TASK PROMPT: Check each line of the data below for the word "logo", then extract the ones that have it.

Data excerpts:
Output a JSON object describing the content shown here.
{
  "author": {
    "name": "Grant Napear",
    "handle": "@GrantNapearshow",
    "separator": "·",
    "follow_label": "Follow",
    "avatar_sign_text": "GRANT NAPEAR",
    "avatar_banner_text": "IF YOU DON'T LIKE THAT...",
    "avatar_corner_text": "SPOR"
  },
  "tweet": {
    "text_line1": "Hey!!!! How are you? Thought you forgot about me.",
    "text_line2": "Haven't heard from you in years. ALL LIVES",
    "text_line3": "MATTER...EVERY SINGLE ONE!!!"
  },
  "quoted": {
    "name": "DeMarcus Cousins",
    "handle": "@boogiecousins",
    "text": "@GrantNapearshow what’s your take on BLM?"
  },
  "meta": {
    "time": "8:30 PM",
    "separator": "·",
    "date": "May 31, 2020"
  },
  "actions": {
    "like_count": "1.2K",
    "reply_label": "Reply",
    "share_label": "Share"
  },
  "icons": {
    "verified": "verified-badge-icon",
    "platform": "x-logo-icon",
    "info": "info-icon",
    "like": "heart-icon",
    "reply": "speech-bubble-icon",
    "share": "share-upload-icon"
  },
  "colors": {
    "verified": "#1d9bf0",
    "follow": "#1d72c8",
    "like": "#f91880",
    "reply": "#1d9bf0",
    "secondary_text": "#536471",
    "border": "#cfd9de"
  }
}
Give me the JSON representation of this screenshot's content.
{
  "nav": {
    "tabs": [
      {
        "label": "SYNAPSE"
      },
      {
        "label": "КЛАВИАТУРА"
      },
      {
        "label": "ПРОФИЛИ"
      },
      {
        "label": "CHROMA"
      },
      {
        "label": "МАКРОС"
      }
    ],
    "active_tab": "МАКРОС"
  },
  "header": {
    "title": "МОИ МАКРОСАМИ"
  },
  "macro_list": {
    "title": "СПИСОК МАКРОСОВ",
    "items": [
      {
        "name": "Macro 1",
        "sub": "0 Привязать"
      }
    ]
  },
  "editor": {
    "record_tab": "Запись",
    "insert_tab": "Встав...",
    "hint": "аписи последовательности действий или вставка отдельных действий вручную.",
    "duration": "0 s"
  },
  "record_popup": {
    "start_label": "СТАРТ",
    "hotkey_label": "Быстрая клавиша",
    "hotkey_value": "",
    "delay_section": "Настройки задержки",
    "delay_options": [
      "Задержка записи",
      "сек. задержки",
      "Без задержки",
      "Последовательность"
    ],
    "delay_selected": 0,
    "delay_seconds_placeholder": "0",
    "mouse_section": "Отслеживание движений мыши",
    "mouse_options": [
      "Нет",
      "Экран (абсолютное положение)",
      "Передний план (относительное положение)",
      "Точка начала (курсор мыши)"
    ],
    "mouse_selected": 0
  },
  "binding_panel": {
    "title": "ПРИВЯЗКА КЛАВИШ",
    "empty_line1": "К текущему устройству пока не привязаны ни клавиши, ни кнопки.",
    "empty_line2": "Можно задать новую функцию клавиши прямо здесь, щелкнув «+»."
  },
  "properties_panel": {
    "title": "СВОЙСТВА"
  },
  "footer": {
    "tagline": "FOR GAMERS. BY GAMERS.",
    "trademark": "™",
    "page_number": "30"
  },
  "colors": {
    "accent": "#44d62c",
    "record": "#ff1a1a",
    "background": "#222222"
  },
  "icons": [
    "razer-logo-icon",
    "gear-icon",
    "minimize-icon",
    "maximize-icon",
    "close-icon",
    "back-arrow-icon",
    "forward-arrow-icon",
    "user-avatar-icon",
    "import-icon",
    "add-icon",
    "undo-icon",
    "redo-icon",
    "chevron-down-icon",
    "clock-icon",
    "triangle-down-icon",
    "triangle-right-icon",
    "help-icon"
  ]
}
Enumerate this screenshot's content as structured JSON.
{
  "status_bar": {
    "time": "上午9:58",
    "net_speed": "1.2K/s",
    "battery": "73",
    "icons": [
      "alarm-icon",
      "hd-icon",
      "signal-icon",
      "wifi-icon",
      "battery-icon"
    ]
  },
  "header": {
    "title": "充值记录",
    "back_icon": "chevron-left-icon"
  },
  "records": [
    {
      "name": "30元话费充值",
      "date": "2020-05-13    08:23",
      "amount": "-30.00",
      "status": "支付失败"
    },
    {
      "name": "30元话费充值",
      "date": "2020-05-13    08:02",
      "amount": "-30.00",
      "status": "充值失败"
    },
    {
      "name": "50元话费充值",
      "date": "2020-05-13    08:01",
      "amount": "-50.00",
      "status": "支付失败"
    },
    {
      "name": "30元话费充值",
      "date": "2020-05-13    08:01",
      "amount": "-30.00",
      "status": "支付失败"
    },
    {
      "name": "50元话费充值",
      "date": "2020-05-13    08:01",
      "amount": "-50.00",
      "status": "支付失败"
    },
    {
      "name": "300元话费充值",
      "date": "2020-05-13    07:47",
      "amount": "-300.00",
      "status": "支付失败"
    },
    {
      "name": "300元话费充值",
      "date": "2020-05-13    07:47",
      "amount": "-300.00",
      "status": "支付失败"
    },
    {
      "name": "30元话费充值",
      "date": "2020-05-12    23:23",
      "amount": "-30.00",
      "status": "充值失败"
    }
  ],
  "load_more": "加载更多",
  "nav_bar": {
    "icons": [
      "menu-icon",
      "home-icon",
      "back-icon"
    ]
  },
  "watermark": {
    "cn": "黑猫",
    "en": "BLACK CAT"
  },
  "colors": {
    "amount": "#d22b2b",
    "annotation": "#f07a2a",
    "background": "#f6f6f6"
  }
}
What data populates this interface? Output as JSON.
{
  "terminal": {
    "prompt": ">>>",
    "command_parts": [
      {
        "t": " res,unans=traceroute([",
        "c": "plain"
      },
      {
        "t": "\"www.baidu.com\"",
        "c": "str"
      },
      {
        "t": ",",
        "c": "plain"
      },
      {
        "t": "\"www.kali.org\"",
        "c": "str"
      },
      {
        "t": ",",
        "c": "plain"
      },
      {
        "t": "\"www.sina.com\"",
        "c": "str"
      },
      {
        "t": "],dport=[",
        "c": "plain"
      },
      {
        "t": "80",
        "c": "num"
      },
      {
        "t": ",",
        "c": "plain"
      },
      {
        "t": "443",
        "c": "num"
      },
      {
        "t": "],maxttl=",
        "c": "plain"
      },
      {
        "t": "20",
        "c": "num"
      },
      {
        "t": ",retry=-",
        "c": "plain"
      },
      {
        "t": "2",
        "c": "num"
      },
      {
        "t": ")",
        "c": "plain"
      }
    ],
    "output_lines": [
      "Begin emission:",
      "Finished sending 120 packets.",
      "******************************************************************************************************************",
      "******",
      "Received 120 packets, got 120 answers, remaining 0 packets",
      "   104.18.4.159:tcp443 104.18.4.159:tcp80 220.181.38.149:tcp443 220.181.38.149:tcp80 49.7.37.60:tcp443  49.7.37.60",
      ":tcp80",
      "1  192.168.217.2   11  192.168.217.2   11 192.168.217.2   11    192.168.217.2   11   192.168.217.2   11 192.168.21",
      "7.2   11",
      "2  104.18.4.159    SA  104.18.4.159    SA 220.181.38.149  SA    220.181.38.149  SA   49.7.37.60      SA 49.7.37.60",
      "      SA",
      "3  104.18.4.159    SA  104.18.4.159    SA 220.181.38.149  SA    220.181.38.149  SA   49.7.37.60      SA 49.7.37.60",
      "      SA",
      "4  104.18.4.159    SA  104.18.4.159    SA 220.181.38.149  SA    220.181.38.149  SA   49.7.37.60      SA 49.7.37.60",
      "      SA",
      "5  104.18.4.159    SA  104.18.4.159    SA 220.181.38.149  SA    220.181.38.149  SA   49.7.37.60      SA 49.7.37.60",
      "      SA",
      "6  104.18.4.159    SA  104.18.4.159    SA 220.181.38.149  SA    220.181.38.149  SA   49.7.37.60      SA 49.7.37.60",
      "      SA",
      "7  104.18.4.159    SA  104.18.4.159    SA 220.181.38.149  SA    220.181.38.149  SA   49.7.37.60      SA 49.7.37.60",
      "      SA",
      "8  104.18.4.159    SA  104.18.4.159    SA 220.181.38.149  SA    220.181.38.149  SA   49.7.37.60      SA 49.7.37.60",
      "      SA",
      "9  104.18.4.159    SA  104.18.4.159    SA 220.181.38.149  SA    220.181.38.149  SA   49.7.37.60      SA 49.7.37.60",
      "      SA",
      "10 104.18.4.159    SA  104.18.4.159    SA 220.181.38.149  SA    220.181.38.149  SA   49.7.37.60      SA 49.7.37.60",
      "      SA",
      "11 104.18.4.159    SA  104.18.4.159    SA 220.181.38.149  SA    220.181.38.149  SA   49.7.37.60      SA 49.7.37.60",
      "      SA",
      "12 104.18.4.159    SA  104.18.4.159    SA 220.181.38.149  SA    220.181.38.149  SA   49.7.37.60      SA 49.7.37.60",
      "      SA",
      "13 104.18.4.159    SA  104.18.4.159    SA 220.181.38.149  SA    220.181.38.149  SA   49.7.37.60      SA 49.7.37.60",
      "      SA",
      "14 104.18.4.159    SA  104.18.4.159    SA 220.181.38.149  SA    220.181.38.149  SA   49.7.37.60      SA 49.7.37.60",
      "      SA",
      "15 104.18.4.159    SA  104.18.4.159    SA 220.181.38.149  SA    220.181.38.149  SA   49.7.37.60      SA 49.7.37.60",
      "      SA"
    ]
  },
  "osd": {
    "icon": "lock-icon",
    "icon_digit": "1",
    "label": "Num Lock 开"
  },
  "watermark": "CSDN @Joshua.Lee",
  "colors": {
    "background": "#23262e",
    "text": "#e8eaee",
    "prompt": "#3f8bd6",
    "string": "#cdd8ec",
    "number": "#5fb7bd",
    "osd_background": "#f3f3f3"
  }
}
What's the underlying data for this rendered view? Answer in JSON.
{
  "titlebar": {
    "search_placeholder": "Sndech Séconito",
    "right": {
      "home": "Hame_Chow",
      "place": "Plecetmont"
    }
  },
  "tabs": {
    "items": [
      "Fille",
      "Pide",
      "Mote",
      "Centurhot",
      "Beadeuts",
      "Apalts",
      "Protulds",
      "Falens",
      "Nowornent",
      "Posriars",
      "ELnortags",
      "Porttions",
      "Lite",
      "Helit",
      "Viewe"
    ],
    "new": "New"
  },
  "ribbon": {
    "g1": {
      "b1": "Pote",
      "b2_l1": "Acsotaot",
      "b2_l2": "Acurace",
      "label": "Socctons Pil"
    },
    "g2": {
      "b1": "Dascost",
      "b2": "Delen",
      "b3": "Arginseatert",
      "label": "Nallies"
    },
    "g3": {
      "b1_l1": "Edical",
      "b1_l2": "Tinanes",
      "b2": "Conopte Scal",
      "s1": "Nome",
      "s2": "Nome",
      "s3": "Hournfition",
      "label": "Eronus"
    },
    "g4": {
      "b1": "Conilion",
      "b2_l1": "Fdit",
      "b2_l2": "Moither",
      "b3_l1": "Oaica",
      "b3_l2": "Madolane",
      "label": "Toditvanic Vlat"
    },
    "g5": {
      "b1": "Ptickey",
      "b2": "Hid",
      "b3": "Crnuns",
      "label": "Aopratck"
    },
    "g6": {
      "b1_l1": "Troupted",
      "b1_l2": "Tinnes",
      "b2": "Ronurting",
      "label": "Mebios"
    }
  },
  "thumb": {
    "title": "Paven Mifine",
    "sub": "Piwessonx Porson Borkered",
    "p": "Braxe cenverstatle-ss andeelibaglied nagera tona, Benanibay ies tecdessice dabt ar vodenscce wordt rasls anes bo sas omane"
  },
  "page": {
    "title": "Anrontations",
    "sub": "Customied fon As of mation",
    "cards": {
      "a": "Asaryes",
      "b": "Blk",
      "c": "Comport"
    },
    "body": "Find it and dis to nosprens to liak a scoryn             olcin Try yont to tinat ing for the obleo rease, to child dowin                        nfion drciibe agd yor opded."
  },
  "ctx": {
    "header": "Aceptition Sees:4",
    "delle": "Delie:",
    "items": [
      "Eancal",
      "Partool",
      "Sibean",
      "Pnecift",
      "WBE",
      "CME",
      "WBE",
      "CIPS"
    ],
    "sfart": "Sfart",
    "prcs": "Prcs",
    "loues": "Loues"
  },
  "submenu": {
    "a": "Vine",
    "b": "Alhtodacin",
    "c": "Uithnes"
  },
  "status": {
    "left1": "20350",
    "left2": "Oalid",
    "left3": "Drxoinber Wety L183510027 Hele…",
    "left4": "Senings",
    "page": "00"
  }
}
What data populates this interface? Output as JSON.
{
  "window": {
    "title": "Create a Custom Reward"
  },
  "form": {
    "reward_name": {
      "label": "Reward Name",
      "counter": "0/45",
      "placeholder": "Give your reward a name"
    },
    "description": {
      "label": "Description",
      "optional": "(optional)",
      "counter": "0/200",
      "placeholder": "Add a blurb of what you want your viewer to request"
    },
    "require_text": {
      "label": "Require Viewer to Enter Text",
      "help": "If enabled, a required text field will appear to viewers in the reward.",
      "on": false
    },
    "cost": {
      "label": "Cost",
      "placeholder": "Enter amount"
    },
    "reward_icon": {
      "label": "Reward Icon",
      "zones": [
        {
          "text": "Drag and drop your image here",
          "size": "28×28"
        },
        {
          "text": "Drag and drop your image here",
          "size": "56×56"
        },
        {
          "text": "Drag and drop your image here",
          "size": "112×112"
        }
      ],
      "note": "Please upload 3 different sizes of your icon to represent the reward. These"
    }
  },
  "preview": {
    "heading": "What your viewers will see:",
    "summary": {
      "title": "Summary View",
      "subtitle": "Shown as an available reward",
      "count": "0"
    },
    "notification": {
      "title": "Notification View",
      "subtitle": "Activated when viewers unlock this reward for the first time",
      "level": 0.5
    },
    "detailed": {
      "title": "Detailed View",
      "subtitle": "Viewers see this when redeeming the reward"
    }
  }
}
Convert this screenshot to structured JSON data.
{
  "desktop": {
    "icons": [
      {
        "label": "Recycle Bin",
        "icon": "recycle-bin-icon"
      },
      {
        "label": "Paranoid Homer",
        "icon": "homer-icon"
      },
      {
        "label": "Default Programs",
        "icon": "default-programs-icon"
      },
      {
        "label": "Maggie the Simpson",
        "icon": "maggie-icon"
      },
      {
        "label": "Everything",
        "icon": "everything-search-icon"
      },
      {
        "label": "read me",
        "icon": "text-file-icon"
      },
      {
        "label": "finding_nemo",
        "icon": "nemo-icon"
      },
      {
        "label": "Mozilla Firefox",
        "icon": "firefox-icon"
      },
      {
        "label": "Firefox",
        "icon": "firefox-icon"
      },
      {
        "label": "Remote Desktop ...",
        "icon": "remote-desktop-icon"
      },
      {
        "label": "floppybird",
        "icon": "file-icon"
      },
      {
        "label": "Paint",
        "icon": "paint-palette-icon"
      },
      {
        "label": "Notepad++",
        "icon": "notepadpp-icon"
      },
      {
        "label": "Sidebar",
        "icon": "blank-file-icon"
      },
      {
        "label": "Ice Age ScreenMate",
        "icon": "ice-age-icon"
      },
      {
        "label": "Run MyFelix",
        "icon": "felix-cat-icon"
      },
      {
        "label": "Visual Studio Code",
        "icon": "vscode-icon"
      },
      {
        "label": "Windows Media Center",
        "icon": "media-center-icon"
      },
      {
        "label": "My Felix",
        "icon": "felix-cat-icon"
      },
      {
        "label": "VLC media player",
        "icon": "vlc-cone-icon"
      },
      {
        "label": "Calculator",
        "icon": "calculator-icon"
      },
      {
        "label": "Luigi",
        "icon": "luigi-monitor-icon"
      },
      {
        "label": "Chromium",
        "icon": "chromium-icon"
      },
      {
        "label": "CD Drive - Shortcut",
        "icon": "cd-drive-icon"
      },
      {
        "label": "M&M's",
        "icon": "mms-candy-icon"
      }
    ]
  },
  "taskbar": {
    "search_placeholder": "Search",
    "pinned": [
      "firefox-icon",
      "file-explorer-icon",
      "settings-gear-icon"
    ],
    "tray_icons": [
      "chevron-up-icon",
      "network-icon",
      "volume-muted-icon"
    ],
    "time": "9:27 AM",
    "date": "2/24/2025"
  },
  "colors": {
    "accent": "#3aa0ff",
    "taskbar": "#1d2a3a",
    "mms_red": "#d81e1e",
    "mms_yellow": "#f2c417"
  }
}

ANSWER TO THE EXERCISE:
    "platform": "x-logo-icon",
    "razer-logo-icon",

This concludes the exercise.